Each entry below is to be duplicated verbatim.

* AVAILABLE RECORDS:
━━━━━━━━━━

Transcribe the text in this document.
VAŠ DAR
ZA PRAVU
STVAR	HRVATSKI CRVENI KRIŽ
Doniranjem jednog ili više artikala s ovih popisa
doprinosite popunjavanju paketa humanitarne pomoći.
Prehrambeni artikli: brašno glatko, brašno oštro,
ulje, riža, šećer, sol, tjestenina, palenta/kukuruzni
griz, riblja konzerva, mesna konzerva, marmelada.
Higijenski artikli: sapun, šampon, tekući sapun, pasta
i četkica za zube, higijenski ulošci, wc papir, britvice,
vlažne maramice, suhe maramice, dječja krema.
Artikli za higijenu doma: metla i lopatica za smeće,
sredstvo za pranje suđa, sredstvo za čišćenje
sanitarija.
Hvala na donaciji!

━━━━━━━━━━

* THE ANSWER:
Transcribe the text in this document.
VAŠ DAR
ZA PRAVU
STVAR	HRVATSKI CRVENI KRIŽ
Doniranjem jednog ili više artikala s ovih popisa
doprinosite popunjavanju paketa humanitarne pomoći.
Prehrambeni artikli: brašno glatko, brašno oštro,
ulje, riža, šećer, sol, tjestenina, palenta/kukuruzni
griz, riblja konzerva, mesna konzerva, marmelada.
Higijenski artikli: sapun, šampon, tekući sapun, pasta
i četkica za zube, higijenski ulošci, wc papir, britvice,
vlažne maramice, suhe maramice, dječja krema.
Artikli za higijenu doma: metla i lopatica za smeće,
sredstvo za pranje suđa, sredstvo za čišćenje
sanitarija.
Hvala na donaciji!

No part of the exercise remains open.